→ **Yapılacaklar**:
(A) Aile ilişkileri üzerine söyleşideki şu cümleyi İngilizceye çevirin: "Telefondaki konuşmalarımız en çok bir iki dakika sürer."
(B) Aile ilişkileri üzerine söyleşiyi son cümleden sonrasını yazarak sürdürün.

→ **Verilen alıntı**:

İHTİYAÇLARI OLDUĞUNDA...
- O dönem sizinkilerle ilişkiler nasıldı?
* Ailem hiçbir zaman arkamda olmadı. Ne evlenirken, ne de ayrılırken. Yok gibiler. Sadece bir şeye ihtiyaçları olduğu zaman ararlar beni.
- Sen onları arar mısın?
* Ararım tabii, dostlar alışverişte görsün hesabı, haftada bir arar hal hatır sorarım. Telefondaki konuşmalarımız en çok bir iki dakika sürer. Zaten onları arayacağım zaman bir sıkıntı çöker içime, ya hep ertelerim ya da bir an önce arar, sırtımdaki yük kalksın isterim. Ama eşimin ailesi öyle mi, bıraksan saatlerce konuşacaklar telefonda. Daha dün beraberdik, bu kadar konuşacak ne buluyorsunuz Allah aşkına... Bir de ses tonlarını duysanız, şaşar kalırsınız. Espriler, şakalar, gülmeler gırla gider.

→ **Veri bloğu**:

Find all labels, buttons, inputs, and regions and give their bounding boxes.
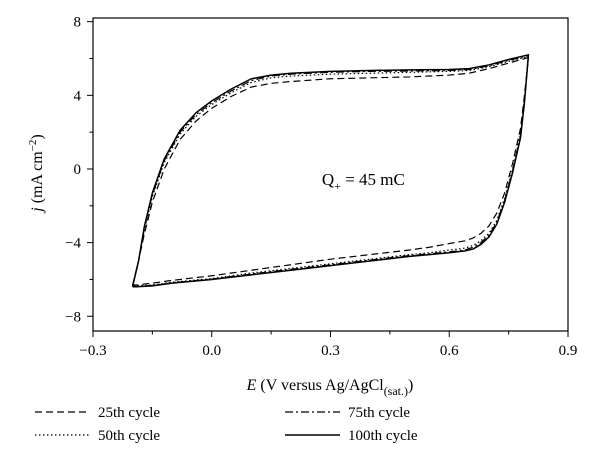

→ **Yazılı yanıtlar**:
(A) Our phone conversations last a minute or two at most.

(B)
- Sen öyle zamanlarda nasıl hissedersin?
* Nasıl mı? Canım sıkılır. Yahu o evde biri daha var. Saygısızlık değil mi bu? Kendimi köşeye atılmış çöp gibi hisseder, ona bakar kalırdım. Tabii konuşma uzadıkça kalbim çarpar, sıkıntıdan çatacak adam arardım.
BEN DEVRE DIŞI KALDIM
- Çatar mıydın eşine?
* Bilmem... Bir şey demesem de suratım asılırdı. Madem öyle neşelisin, benimle de yapsana bunu. Benimle de gülüp eğlensene.
- Böyle deyince koltuğumda hafifçe arkaya doğru kayıp daha dikkatli bakıyorum ona. Acaba ben de Ziğnet’le gülüp konuşabilir miyim, birlikte eğlenebilir miyiz diye, ama zor. O hâlâ dondurucudan çıkamamış. Dans iki kişiyle edilir. Acaba Ziğnet kendini yalnız bıraktığı gibi Yavuz’u da mı yalnız bırakıyordu.
Eşinle siz de bu güzel ve sıcak ilişkiyi bir zamanlar kurabiliyormuşsunuz. Sonra ne oldu?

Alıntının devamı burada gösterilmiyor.